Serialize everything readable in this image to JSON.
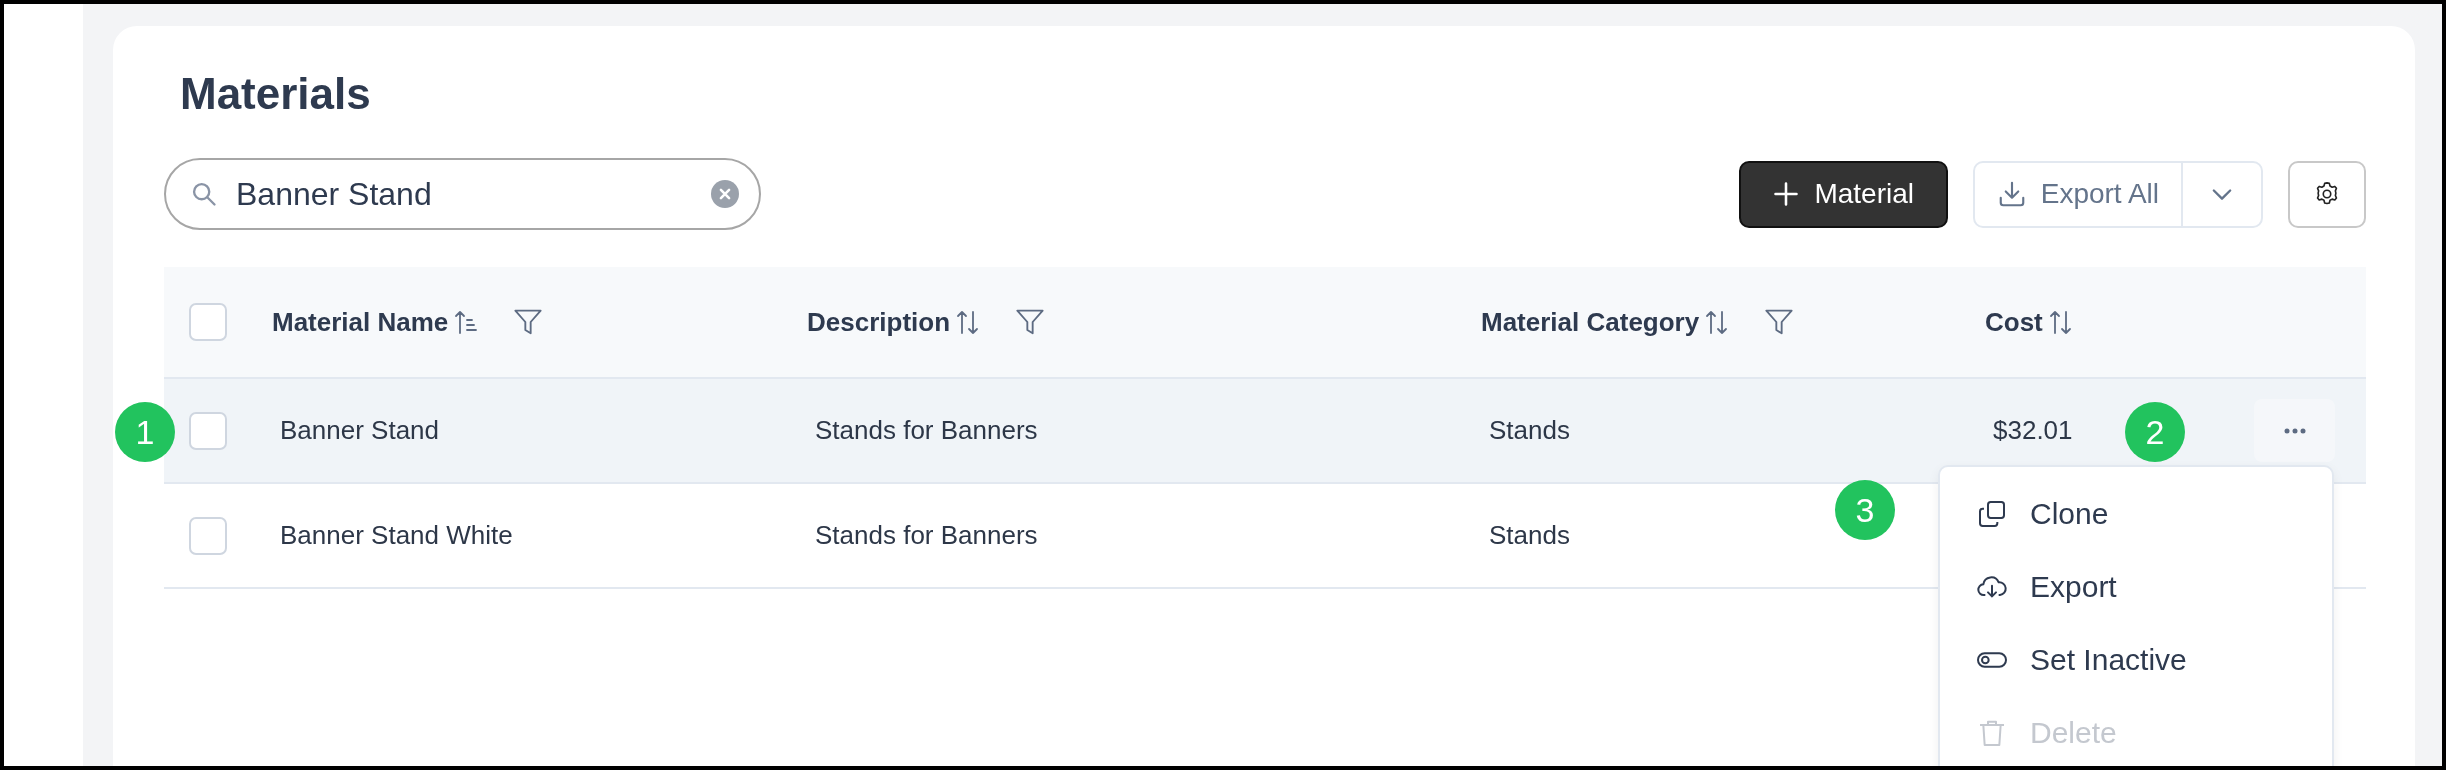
{
  "page": {
    "title": "Materials"
  },
  "search": {
    "value": "Banner Stand"
  },
  "toolbar": {
    "add_button": "Material",
    "export_button": "Export All"
  },
  "table": {
    "select_all": {
      "checked": false
    },
    "columns": [
      {
        "label": "Material Name",
        "sorted": true,
        "filter": true
      },
      {
        "label": "Description",
        "sorted": false,
        "filter": true
      },
      {
        "label": "Material Category",
        "sorted": false,
        "filter": true
      },
      {
        "label": "Cost",
        "sorted": false,
        "filter": false
      }
    ],
    "rows": [
      {
        "cells": [
          "Banner Stand",
          "Stands for Banners",
          "Stands",
          "$32.01"
        ],
        "checked": false,
        "highlighted": true,
        "actions": true
      },
      {
        "cells": [
          "Banner Stand White",
          "Stands for Banners",
          "Stands",
          ""
        ],
        "checked": false,
        "highlighted": false,
        "actions": false
      }
    ]
  },
  "row_menu": [
    {
      "label": "Clone",
      "disabled": false
    },
    {
      "label": "Export",
      "disabled": false
    },
    {
      "label": "Set Inactive",
      "disabled": false
    },
    {
      "label": "Delete",
      "disabled": true
    }
  ],
  "markers": [
    {
      "label": "1"
    },
    {
      "label": "2"
    },
    {
      "label": "3"
    }
  ]
}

------------------------------------------------------------------------

▶ Short task
Give all the entries again exactly, dropping each picture.

▶ Written solution
Serialize everything readable in this image to JSON.
{
  "page": {
    "title": "Materials"
  },
  "search": {
    "value": "Banner Stand"
  },
  "toolbar": {
    "add_button": "Material",
    "export_button": "Export All"
  },
  "table": {
    "select_all": {
      "checked": false
    },
    "columns": [
      {
        "label": "Material Name",
        "sorted": true,
        "filter": true
      },
      {
        "label": "Description",
        "sorted": false,
        "filter": true
      },
      {
        "label": "Material Category",
        "sorted": false,
        "filter": true
      },
      {
        "label": "Cost",
        "sorted": false,
        "filter": false
      }
    ],
    "rows": [
      {
        "cells": [
          "Banner Stand",
          "Stands for Banners",
          "Stands",
          "$32.01"
        ],
        "checked": false,
        "highlighted": true,
        "actions": true
      },
      {
        "cells": [
          "Banner Stand White",
          "Stands for Banners",
          "Stands",
          ""
        ],
        "checked": false,
        "highlighted": false,
        "actions": false
      }
    ]
  },
  "row_menu": [
    {
      "label": "Clone",
      "disabled": false
    },
    {
      "label": "Export",
      "disabled": false
    },
    {
      "label": "Set Inactive",
      "disabled": false
    },
    {
      "label": "Delete",
      "disabled": true
    }
  ],
  "markers": [
    {
      "label": "1"
    },
    {
      "label": "2"
    },
    {
      "label": "3"
    }
  ]
}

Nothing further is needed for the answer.